Given problem
Retype all the records with nothing changed.

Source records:
***

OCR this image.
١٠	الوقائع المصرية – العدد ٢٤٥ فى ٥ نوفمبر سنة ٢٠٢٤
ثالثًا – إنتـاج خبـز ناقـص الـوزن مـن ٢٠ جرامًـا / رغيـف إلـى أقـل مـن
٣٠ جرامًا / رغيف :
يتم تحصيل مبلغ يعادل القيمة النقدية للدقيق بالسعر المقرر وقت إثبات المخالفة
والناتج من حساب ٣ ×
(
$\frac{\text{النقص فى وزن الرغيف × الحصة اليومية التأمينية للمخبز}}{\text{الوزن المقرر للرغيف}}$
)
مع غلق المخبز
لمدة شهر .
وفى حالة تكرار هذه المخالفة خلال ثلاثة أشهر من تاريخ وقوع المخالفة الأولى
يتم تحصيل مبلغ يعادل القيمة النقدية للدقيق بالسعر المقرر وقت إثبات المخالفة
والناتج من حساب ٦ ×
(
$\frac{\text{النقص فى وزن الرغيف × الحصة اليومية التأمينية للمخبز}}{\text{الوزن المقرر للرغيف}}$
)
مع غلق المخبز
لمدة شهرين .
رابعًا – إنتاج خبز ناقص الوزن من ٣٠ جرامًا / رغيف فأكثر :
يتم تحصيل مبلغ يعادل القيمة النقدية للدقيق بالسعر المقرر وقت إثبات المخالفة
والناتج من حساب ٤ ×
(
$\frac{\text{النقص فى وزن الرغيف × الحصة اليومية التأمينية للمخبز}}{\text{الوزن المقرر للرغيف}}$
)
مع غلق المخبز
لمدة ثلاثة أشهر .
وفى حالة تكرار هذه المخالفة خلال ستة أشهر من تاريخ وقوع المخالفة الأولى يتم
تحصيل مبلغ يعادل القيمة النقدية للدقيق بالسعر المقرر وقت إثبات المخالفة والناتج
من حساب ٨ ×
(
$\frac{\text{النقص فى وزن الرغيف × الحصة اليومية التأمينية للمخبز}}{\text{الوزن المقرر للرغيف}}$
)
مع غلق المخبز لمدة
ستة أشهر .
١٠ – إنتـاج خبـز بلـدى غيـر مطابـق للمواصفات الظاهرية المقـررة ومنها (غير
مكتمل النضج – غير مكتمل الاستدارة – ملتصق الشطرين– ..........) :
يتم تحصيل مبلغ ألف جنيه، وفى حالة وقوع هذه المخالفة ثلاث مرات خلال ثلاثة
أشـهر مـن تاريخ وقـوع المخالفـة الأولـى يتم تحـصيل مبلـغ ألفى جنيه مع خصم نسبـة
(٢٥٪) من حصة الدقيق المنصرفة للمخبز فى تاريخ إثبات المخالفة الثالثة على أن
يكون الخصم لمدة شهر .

***

Result of this exercise
OCR this image.
١٠	الوقائع المصرية – العدد ٢٤٥ فى ٥ نوفمبر سنة ٢٠٢٤
ثالثًا – إنتـاج خبـز ناقـص الـوزن مـن ٢٠ جرامًـا / رغيـف إلـى أقـل مـن
٣٠ جرامًا / رغيف :
يتم تحصيل مبلغ يعادل القيمة النقدية للدقيق بالسعر المقرر وقت إثبات المخالفة
والناتج من حساب ٣ ×
(
$\frac{\text{النقص فى وزن الرغيف × الحصة اليومية التأمينية للمخبز}}{\text{الوزن المقرر للرغيف}}$
)
مع غلق المخبز
لمدة شهر .
وفى حالة تكرار هذه المخالفة خلال ثلاثة أشهر من تاريخ وقوع المخالفة الأولى
يتم تحصيل مبلغ يعادل القيمة النقدية للدقيق بالسعر المقرر وقت إثبات المخالفة
والناتج من حساب ٦ ×
(
$\frac{\text{النقص فى وزن الرغيف × الحصة اليومية التأمينية للمخبز}}{\text{الوزن المقرر للرغيف}}$
)
مع غلق المخبز
لمدة شهرين .
رابعًا – إنتاج خبز ناقص الوزن من ٣٠ جرامًا / رغيف فأكثر :
يتم تحصيل مبلغ يعادل القيمة النقدية للدقيق بالسعر المقرر وقت إثبات المخالفة
والناتج من حساب ٤ ×
(
$\frac{\text{النقص فى وزن الرغيف × الحصة اليومية التأمينية للمخبز}}{\text{الوزن المقرر للرغيف}}$
)
مع غلق المخبز
لمدة ثلاثة أشهر .
وفى حالة تكرار هذه المخالفة خلال ستة أشهر من تاريخ وقوع المخالفة الأولى يتم
تحصيل مبلغ يعادل القيمة النقدية للدقيق بالسعر المقرر وقت إثبات المخالفة والناتج
من حساب ٨ ×
(
$\frac{\text{النقص فى وزن الرغيف × الحصة اليومية التأمينية للمخبز}}{\text{الوزن المقرر للرغيف}}$
)
مع غلق المخبز لمدة
ستة أشهر .
١٠ – إنتـاج خبـز بلـدى غيـر مطابـق للمواصفات الظاهرية المقـررة ومنها (غير
مكتمل النضج – غير مكتمل الاستدارة – ملتصق الشطرين– ..........) :
يتم تحصيل مبلغ ألف جنيه، وفى حالة وقوع هذه المخالفة ثلاث مرات خلال ثلاثة
أشـهر مـن تاريخ وقـوع المخالفـة الأولـى يتم تحـصيل مبلـغ ألفى جنيه مع خصم نسبـة
(٢٥٪) من حصة الدقيق المنصرفة للمخبز فى تاريخ إثبات المخالفة الثالثة على أن
يكون الخصم لمدة شهر .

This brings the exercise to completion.